#### Exercise description
Copy each line below that contains "name".
Entries shown Start Marker
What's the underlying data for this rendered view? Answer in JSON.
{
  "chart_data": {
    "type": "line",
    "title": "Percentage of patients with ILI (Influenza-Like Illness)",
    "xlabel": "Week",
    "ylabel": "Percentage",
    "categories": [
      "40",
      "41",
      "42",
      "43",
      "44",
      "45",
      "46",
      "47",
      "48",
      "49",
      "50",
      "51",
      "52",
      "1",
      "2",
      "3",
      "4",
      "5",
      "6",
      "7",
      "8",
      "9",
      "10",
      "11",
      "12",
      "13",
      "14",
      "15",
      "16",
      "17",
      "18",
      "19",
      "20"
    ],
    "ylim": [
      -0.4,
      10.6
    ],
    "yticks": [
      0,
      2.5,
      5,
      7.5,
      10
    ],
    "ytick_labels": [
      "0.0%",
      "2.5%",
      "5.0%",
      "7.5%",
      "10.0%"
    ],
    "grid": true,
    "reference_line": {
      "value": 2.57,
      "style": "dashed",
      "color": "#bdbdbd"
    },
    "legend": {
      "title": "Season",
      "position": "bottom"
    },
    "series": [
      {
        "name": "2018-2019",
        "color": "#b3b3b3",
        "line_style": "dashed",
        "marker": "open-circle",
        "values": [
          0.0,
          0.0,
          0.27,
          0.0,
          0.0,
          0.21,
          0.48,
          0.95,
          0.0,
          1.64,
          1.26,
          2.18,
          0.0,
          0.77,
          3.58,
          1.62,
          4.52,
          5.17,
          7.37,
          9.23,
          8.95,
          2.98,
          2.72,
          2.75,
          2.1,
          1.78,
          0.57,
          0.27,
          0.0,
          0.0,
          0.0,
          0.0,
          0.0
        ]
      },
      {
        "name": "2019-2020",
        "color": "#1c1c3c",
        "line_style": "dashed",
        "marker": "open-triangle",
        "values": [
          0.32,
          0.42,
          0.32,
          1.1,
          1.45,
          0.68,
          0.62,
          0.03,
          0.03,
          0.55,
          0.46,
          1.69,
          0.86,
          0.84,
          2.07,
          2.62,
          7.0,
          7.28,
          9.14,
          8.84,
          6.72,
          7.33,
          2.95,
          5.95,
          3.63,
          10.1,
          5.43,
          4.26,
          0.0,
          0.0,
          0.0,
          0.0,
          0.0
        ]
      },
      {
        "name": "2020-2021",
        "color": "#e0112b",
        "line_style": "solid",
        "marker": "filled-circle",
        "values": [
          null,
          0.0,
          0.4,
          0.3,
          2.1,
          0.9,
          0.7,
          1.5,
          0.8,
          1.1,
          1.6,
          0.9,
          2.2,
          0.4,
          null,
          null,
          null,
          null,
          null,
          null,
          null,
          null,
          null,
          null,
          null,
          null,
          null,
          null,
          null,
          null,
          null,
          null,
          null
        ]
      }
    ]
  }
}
Entries shown End Marker
Entries shown Start Marker
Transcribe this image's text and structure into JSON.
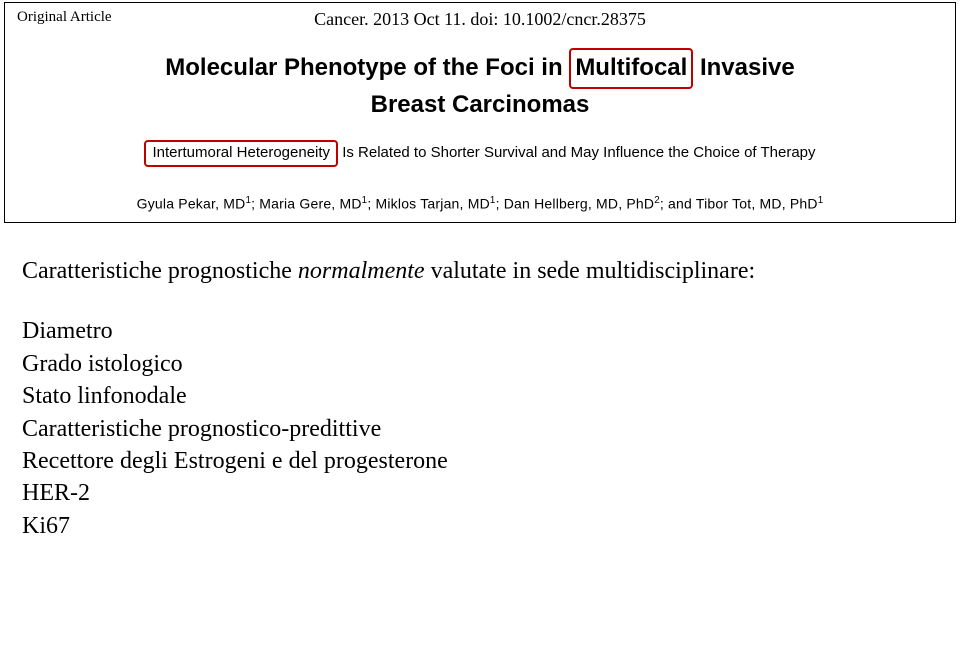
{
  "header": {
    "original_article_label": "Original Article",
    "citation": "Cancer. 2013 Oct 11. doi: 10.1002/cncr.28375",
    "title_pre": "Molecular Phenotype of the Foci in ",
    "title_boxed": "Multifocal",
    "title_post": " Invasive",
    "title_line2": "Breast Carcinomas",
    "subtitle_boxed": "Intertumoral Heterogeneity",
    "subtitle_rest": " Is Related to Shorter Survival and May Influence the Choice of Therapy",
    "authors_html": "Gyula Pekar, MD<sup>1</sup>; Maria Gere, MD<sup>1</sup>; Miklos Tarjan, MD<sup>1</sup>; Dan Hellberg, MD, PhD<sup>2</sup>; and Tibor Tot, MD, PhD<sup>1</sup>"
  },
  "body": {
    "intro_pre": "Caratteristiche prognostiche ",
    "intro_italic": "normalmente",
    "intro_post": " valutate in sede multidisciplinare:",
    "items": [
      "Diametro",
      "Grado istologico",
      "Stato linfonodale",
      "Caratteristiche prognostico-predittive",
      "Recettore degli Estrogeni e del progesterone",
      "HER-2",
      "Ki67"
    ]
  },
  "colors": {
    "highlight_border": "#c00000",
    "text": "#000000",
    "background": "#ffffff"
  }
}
Entries shown End Marker
#### Answer to this problem
        "name": "2018-2019",
        "name": "2019-2020",
        "name": "2020-2021",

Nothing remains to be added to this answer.